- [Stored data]
******************************

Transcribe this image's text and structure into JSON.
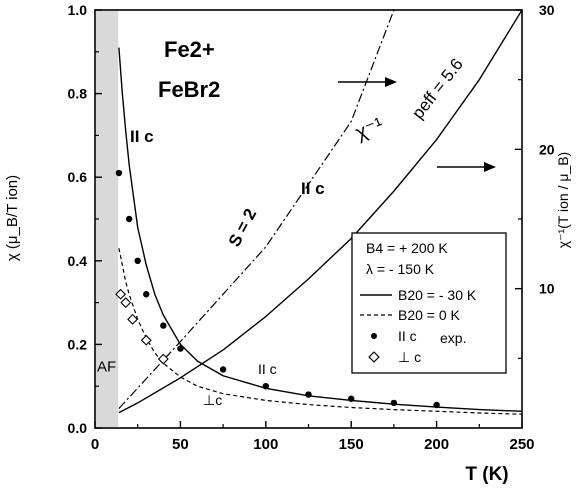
{
  "chart_data": {
    "type": "line",
    "title": "",
    "xlabel": "T (K)",
    "ylabel_left": "χ (μ_B/T ion)",
    "ylabel_right": "χ⁻¹(T ion / μ_B)",
    "xlim": [
      0,
      250
    ],
    "ylim_left": [
      0.0,
      1.0
    ],
    "ylim_right": [
      0,
      30
    ],
    "x_ticks": [
      "0",
      "50",
      "100",
      "150",
      "200",
      "250"
    ],
    "y_ticks_left": [
      "0.0",
      "0.2",
      "0.4",
      "0.6",
      "0.8",
      "1.0"
    ],
    "y_ticks_right": [
      "10",
      "20",
      "30"
    ],
    "af_region": {
      "label": "AF",
      "x_range": [
        0,
        13
      ]
    },
    "annotations": {
      "ion": "Fe2+",
      "compound": "FeBr2",
      "par_c_top": "II c",
      "s_equals": "S = 2",
      "chi_inv": "χ⁻¹",
      "peff_label": "peff = 5.6",
      "par_c_inverse": "II c",
      "par_c_curve": "II c",
      "perp_c_curve": "⊥c"
    },
    "legend": {
      "placement": "center-right",
      "params": [
        "B4 = + 200 K",
        "λ = - 150 K"
      ],
      "entries": [
        {
          "style": "solid",
          "label": "B20 = - 30 K"
        },
        {
          "style": "dashed",
          "label": "B20 = 0 K"
        },
        {
          "style": "dot",
          "label": "II c",
          "suffix": "exp."
        },
        {
          "style": "diamond",
          "label": "⊥ c"
        }
      ]
    },
    "series": [
      {
        "style": "solid",
        "axis": "left",
        "x": [
          14,
          16,
          18,
          20,
          25,
          30,
          35,
          40,
          50,
          60,
          75,
          100,
          125,
          150,
          175,
          200,
          225,
          250
        ],
        "y": [
          0.91,
          0.8,
          0.71,
          0.63,
          0.48,
          0.39,
          0.32,
          0.27,
          0.2,
          0.16,
          0.125,
          0.095,
          0.077,
          0.066,
          0.057,
          0.05,
          0.044,
          0.04
        ]
      },
      {
        "style": "dashed",
        "axis": "left",
        "x": [
          14,
          16,
          18,
          20,
          25,
          30,
          35,
          40,
          50,
          60,
          75,
          100,
          125,
          150,
          175,
          200,
          225,
          250
        ],
        "y": [
          0.43,
          0.39,
          0.35,
          0.32,
          0.26,
          0.215,
          0.18,
          0.155,
          0.122,
          0.1,
          0.082,
          0.066,
          0.056,
          0.049,
          0.044,
          0.04,
          0.036,
          0.033
        ]
      },
      {
        "style": "solid",
        "axis": "right",
        "x": [
          14,
          25,
          50,
          75,
          100,
          125,
          150,
          175,
          200,
          225,
          250
        ],
        "y": [
          1.1,
          1.8,
          3.6,
          5.6,
          8.0,
          10.7,
          13.6,
          17.0,
          20.7,
          25.0,
          30.0
        ]
      },
      {
        "style": "dashdot",
        "axis": "right",
        "x": [
          14,
          50,
          100,
          150,
          175
        ],
        "y": [
          1.4,
          6.2,
          13.0,
          22.0,
          30.0
        ]
      },
      {
        "style": "dot",
        "axis": "left",
        "x": [
          14,
          20,
          25,
          30,
          40,
          50,
          75,
          100,
          125,
          150,
          175,
          200
        ],
        "y": [
          0.61,
          0.5,
          0.4,
          0.32,
          0.245,
          0.19,
          0.14,
          0.1,
          0.08,
          0.07,
          0.06,
          0.055
        ]
      },
      {
        "style": "diamond",
        "axis": "left",
        "x": [
          15,
          18,
          22,
          30,
          40
        ],
        "y": [
          0.32,
          0.3,
          0.26,
          0.21,
          0.165
        ]
      }
    ]
  }
}
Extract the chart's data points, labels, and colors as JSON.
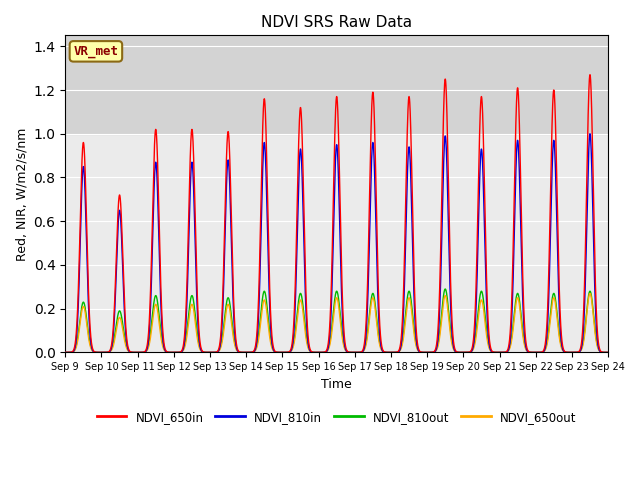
{
  "title": "NDVI SRS Raw Data",
  "ylabel": "Red, NIR, W/m2/s/nm",
  "xlabel": "Time",
  "annotation": "VR_met",
  "ylim": [
    0.0,
    1.45
  ],
  "legend": [
    "NDVI_650in",
    "NDVI_810in",
    "NDVI_810out",
    "NDVI_650out"
  ],
  "colors": [
    "#ff0000",
    "#0000dd",
    "#00bb00",
    "#ffaa00"
  ],
  "gray_band_lo": 1.0,
  "background_color": "#ebebeb",
  "tick_dates": [
    "Sep 9",
    "Sep 10",
    "Sep 11",
    "Sep 12",
    "Sep 13",
    "Sep 14",
    "Sep 15",
    "Sep 16",
    "Sep 17",
    "Sep 18",
    "Sep 19",
    "Sep 20",
    "Sep 21",
    "Sep 22",
    "Sep 23",
    "Sep 24"
  ],
  "peak_650in": [
    0.96,
    0.72,
    1.02,
    1.02,
    1.01,
    1.16,
    1.12,
    1.17,
    1.19,
    1.17,
    1.25,
    1.17,
    1.21,
    1.2,
    1.27
  ],
  "peak_810in": [
    0.85,
    0.65,
    0.87,
    0.87,
    0.88,
    0.96,
    0.93,
    0.95,
    0.96,
    0.94,
    0.99,
    0.93,
    0.97,
    0.97,
    1.0
  ],
  "peak_810out": [
    0.23,
    0.19,
    0.26,
    0.26,
    0.25,
    0.28,
    0.27,
    0.28,
    0.27,
    0.28,
    0.29,
    0.28,
    0.27,
    0.27,
    0.28
  ],
  "peak_650out": [
    0.21,
    0.16,
    0.22,
    0.22,
    0.22,
    0.24,
    0.24,
    0.25,
    0.25,
    0.25,
    0.26,
    0.24,
    0.25,
    0.25,
    0.27
  ]
}
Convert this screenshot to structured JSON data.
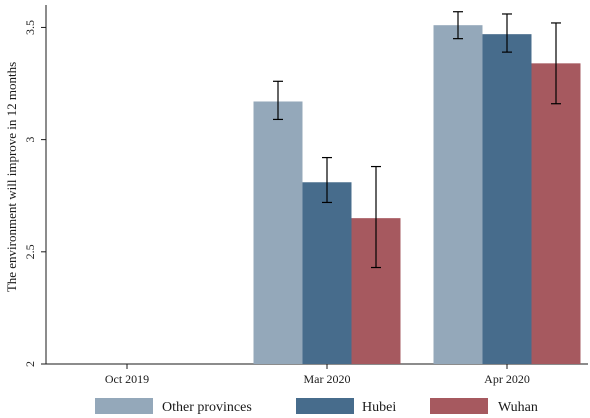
{
  "chart_data": {
    "type": "bar",
    "title": "",
    "xlabel": "",
    "ylabel": "The environment will improve in 12 months",
    "ylim": [
      2,
      3.6
    ],
    "y_ticks": [
      2,
      2.5,
      3,
      3.5
    ],
    "y_tick_labels": [
      "2",
      "2.5",
      "3",
      "3.5"
    ],
    "categories": [
      "Oct 2019",
      "Mar 2020",
      "Apr 2020"
    ],
    "series": [
      {
        "name": "Other provinces",
        "color": "#94a8ba",
        "values": [
          null,
          3.17,
          3.51
        ],
        "ci_low": [
          null,
          3.09,
          3.45
        ],
        "ci_high": [
          null,
          3.26,
          3.57
        ]
      },
      {
        "name": "Hubei",
        "color": "#476c8c",
        "values": [
          null,
          2.81,
          3.47
        ],
        "ci_low": [
          null,
          2.72,
          3.39
        ],
        "ci_high": [
          null,
          2.92,
          3.56
        ]
      },
      {
        "name": "Wuhan",
        "color": "#a6595f",
        "values": [
          null,
          2.65,
          3.34
        ],
        "ci_low": [
          null,
          2.43,
          3.16
        ],
        "ci_high": [
          null,
          2.88,
          3.52
        ]
      }
    ],
    "grid": false,
    "legend_position": "bottom"
  }
}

******************************

- [Challenge] All of the material above needs to be restated exactly, with no pictures.

- [Task result]
Transcribe this image's text and structure into JSON.
{
  "chart_data": {
    "type": "line",
    "title": "",
    "xlabel": "T (K)",
    "ylabel_left": "χ (μ_B/T ion)",
    "ylabel_right": "χ⁻¹(T ion / μ_B)",
    "xlim": [
      0,
      250
    ],
    "ylim_left": [
      0.0,
      1.0
    ],
    "ylim_right": [
      0,
      30
    ],
    "x_ticks": [
      "0",
      "50",
      "100",
      "150",
      "200",
      "250"
    ],
    "y_ticks_left": [
      "0.0",
      "0.2",
      "0.4",
      "0.6",
      "0.8",
      "1.0"
    ],
    "y_ticks_right": [
      "10",
      "20",
      "30"
    ],
    "af_region": {
      "label": "AF",
      "x_range": [
        0,
        13
      ]
    },
    "annotations": {
      "ion": "Fe2+",
      "compound": "FeBr2",
      "par_c_top": "II c",
      "s_equals": "S = 2",
      "chi_inv": "χ⁻¹",
      "peff_label": "peff = 5.6",
      "par_c_inverse": "II c",
      "par_c_curve": "II c",
      "perp_c_curve": "⊥c"
    },
    "legend": {
      "placement": "center-right",
      "params": [
        "B4 = + 200 K",
        "λ = - 150 K"
      ],
      "entries": [
        {
          "style": "solid",
          "label": "B20 = - 30 K"
        },
        {
          "style": "dashed",
          "label": "B20 = 0 K"
        },
        {
          "style": "dot",
          "label": "II c",
          "suffix": "exp."
        },
        {
          "style": "diamond",
          "label": "⊥ c"
        }
      ]
    },
    "series": [
      {
        "style": "solid",
        "axis": "left",
        "x": [
          14,
          16,
          18,
          20,
          25,
          30,
          35,
          40,
          50,
          60,
          75,
          100,
          125,
          150,
          175,
          200,
          225,
          250
        ],
        "y": [
          0.91,
          0.8,
          0.71,
          0.63,
          0.48,
          0.39,
          0.32,
          0.27,
          0.2,
          0.16,
          0.125,
          0.095,
          0.077,
          0.066,
          0.057,
          0.05,
          0.044,
          0.04
        ]
      },
      {
        "style": "dashed",
        "axis": "left",
        "x": [
          14,
          16,
          18,
          20,
          25,
          30,
          35,
          40,
          50,
          60,
          75,
          100,
          125,
          150,
          175,
          200,
          225,
          250
        ],
        "y": [
          0.43,
          0.39,
          0.35,
          0.32,
          0.26,
          0.215,
          0.18,
          0.155,
          0.122,
          0.1,
          0.082,
          0.066,
          0.056,
          0.049,
          0.044,
          0.04,
          0.036,
          0.033
        ]
      },
      {
        "style": "solid",
        "axis": "right",
        "x": [
          14,
          25,
          50,
          75,
          100,
          125,
          150,
          175,
          200,
          225,
          250
        ],
        "y": [
          1.1,
          1.8,
          3.6,
          5.6,
          8.0,
          10.7,
          13.6,
          17.0,
          20.7,
          25.0,
          30.0
        ]
      },
      {
        "style": "dashdot",
        "axis": "right",
        "x": [
          14,
          50,
          100,
          150,
          175
        ],
        "y": [
          1.4,
          6.2,
          13.0,
          22.0,
          30.0
        ]
      },
      {
        "style": "dot",
        "axis": "left",
        "x": [
          14,
          20,
          25,
          30,
          40,
          50,
          75,
          100,
          125,
          150,
          175,
          200
        ],
        "y": [
          0.61,
          0.5,
          0.4,
          0.32,
          0.245,
          0.19,
          0.14,
          0.1,
          0.08,
          0.07,
          0.06,
          0.055
        ]
      },
      {
        "style": "diamond",
        "axis": "left",
        "x": [
          15,
          18,
          22,
          30,
          40
        ],
        "y": [
          0.32,
          0.3,
          0.26,
          0.21,
          0.165
        ]
      }
    ]
  }
}
Extract the chart's data points, labels, and colors as JSON.
{
  "title": "NDVI SRS Raw Data",
  "ylabel": "Red, NIR, W/m2/s/nm",
  "xlabel": "Time",
  "annotation": "VR_met",
  "ylim": [
    0.0,
    1.45
  ],
  "legend": [
    "NDVI_650in",
    "NDVI_810in",
    "NDVI_810out",
    "NDVI_650out"
  ],
  "colors": [
    "#ff0000",
    "#0000dd",
    "#00bb00",
    "#ffaa00"
  ],
  "gray_band_lo": 1.0,
  "background_color": "#ebebeb",
  "tick_dates": [
    "Sep 9",
    "Sep 10",
    "Sep 11",
    "Sep 12",
    "Sep 13",
    "Sep 14",
    "Sep 15",
    "Sep 16",
    "Sep 17",
    "Sep 18",
    "Sep 19",
    "Sep 20",
    "Sep 21",
    "Sep 22",
    "Sep 23",
    "Sep 24"
  ],
  "peak_650in": [
    0.96,
    0.72,
    1.02,
    1.02,
    1.01,
    1.16,
    1.12,
    1.17,
    1.19,
    1.17,
    1.25,
    1.17,
    1.21,
    1.2,
    1.27
  ],
  "peak_810in": [
    0.85,
    0.65,
    0.87,
    0.87,
    0.88,
    0.96,
    0.93,
    0.95,
    0.96,
    0.94,
    0.99,
    0.93,
    0.97,
    0.97,
    1.0
  ],
  "peak_810out": [
    0.23,
    0.19,
    0.26,
    0.26,
    0.25,
    0.28,
    0.27,
    0.28,
    0.27,
    0.28,
    0.29,
    0.28,
    0.27,
    0.27,
    0.28
  ],
  "peak_650out": [
    0.21,
    0.16,
    0.22,
    0.22,
    0.22,
    0.24,
    0.24,
    0.25,
    0.25,
    0.25,
    0.26,
    0.24,
    0.25,
    0.25,
    0.27
  ]
}
Convert this screenshot to structured JSON data.
{
  "chart_data": {
    "type": "bar",
    "title": "",
    "xlabel": "",
    "ylabel": "The environment will improve in 12 months",
    "ylim": [
      2,
      3.6
    ],
    "y_ticks": [
      2,
      2.5,
      3,
      3.5
    ],
    "y_tick_labels": [
      "2",
      "2.5",
      "3",
      "3.5"
    ],
    "categories": [
      "Oct 2019",
      "Mar 2020",
      "Apr 2020"
    ],
    "series": [
      {
        "name": "Other provinces",
        "color": "#94a8ba",
        "values": [
          null,
          3.17,
          3.51
        ],
        "ci_low": [
          null,
          3.09,
          3.45
        ],
        "ci_high": [
          null,
          3.26,
          3.57
        ]
      },
      {
        "name": "Hubei",
        "color": "#476c8c",
        "values": [
          null,
          2.81,
          3.47
        ],
        "ci_low": [
          null,
          2.72,
          3.39
        ],
        "ci_high": [
          null,
          2.92,
          3.56
        ]
      },
      {
        "name": "Wuhan",
        "color": "#a6595f",
        "values": [
          null,
          2.65,
          3.34
        ],
        "ci_low": [
          null,
          2.43,
          3.16
        ],
        "ci_high": [
          null,
          2.88,
          3.52
        ]
      }
    ],
    "grid": false,
    "legend_position": "bottom"
  }
}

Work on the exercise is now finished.